<<<<

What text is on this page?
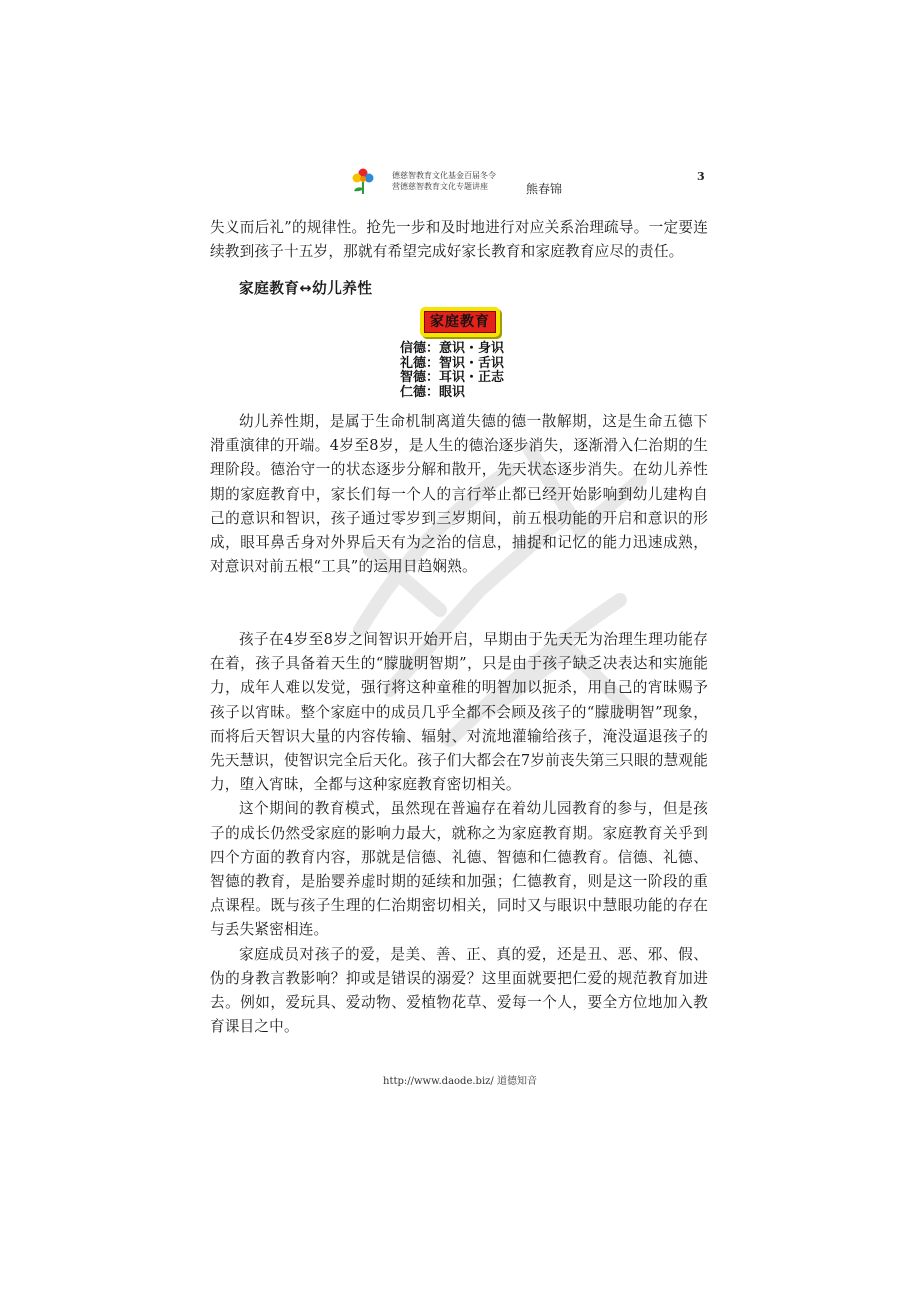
德慈智教育文化基金百届冬令
营德慈智教育文化专题讲座	熊春锦
3

失义而后礼”的规律性。抢先一步和及时地进行对应关系治理疏导。一定要连续教到孩子十五岁，那就有希望完成好家长教育和家庭教育应尽的责任。

家庭教育↔幼儿养性
家庭教育
信德：意识・身识
礼德：智识・舌识
智德：耳识・正志
仁德：眼识

幼儿养性期，是属于生命机制离道失德的德一散解期，这是生命五德下滑重演律的开端。4岁至8岁，是人生的德治逐步消失，逐渐滑入仁治期的生理阶段。德治守一的状态逐步分解和散开，先天状态逐步消失。在幼儿养性期的家庭教育中，家长们每一个人的言行举止都已经开始影响到幼儿建构自己的意识和智识，孩子通过零岁到三岁期间，前五根功能的开启和意识的形成，眼耳鼻舌身对外界后天有为之治的信息，捕捉和记忆的能力迅速成熟，对意识对前五根“工具”的运用日趋娴熟。

孩子在4岁至8岁之间智识开始开启，早期由于先天无为治理生理功能存在着，孩子具备着天生的“朦胧明智期”，只是由于孩子缺乏决表达和实施能力，成年人难以发觉，强行将这种童稚的明智加以扼杀，用自己的宵昧赐予孩子以宵昧。整个家庭中的成员几乎全都不会顾及孩子的“朦胧明智”现象，而将后天智识大量的内容传输、辐射、对流地灌输给孩子，淹没逼退孩子的先天慧识，使智识完全后天化。孩子们大都会在7岁前丧失第三只眼的慧观能力，堕入宵昧，全都与这种家庭教育密切相关。

这个期间的教育模式，虽然现在普遍存在着幼儿园教育的参与，但是孩子的成长仍然受家庭的影响力最大，就称之为家庭教育期。家庭教育关乎到四个方面的教育内容，那就是信德、礼德、智德和仁德教育。信德、礼德、智德的教育，是胎婴养虚时期的延续和加强；仁德教育，则是这一阶段的重点课程。既与孩子生理的仁治期密切相关，同时又与眼识中慧眼功能的存在与丢失紧密相连。

家庭成员对孩子的爱，是美、善、正、真的爱，还是丑、恶、邪、假、伪的身教言教影响？抑或是错误的溺爱？这里面就要把仁爱的规范教育加进去。例如，爱玩具、爱动物、爱植物花草、爱每一个人，要全方位地加入教育课目之中。

http://www.daode.biz/ 道德知音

>>>>

**Task directions**
Restate the whole listing above exactly, except for its images.

**Answer for this exercise**
What text is on this page?
德慈智教育文化基金百届冬令
营德慈智教育文化专题讲座	熊春锦
3

失义而后礼”的规律性。抢先一步和及时地进行对应关系治理疏导。一定要连续教到孩子十五岁，那就有希望完成好家长教育和家庭教育应尽的责任。

家庭教育↔幼儿养性
家庭教育
信德：意识・身识
礼德：智识・舌识
智德：耳识・正志
仁德：眼识

幼儿养性期，是属于生命机制离道失德的德一散解期，这是生命五德下滑重演律的开端。4岁至8岁，是人生的德治逐步消失，逐渐滑入仁治期的生理阶段。德治守一的状态逐步分解和散开，先天状态逐步消失。在幼儿养性期的家庭教育中，家长们每一个人的言行举止都已经开始影响到幼儿建构自己的意识和智识，孩子通过零岁到三岁期间，前五根功能的开启和意识的形成，眼耳鼻舌身对外界后天有为之治的信息，捕捉和记忆的能力迅速成熟，对意识对前五根“工具”的运用日趋娴熟。

孩子在4岁至8岁之间智识开始开启，早期由于先天无为治理生理功能存在着，孩子具备着天生的“朦胧明智期”，只是由于孩子缺乏决表达和实施能力，成年人难以发觉，强行将这种童稚的明智加以扼杀，用自己的宵昧赐予孩子以宵昧。整个家庭中的成员几乎全都不会顾及孩子的“朦胧明智”现象，而将后天智识大量的内容传输、辐射、对流地灌输给孩子，淹没逼退孩子的先天慧识，使智识完全后天化。孩子们大都会在7岁前丧失第三只眼的慧观能力，堕入宵昧，全都与这种家庭教育密切相关。

这个期间的教育模式，虽然现在普遍存在着幼儿园教育的参与，但是孩子的成长仍然受家庭的影响力最大，就称之为家庭教育期。家庭教育关乎到四个方面的教育内容，那就是信德、礼德、智德和仁德教育。信德、礼德、智德的教育，是胎婴养虚时期的延续和加强；仁德教育，则是这一阶段的重点课程。既与孩子生理的仁治期密切相关，同时又与眼识中慧眼功能的存在与丢失紧密相连。

家庭成员对孩子的爱，是美、善、正、真的爱，还是丑、恶、邪、假、伪的身教言教影响？抑或是错误的溺爱？这里面就要把仁爱的规范教育加进去。例如，爱玩具、爱动物、爱植物花草、爱每一个人，要全方位地加入教育课目之中。

http://www.daode.biz/ 道德知音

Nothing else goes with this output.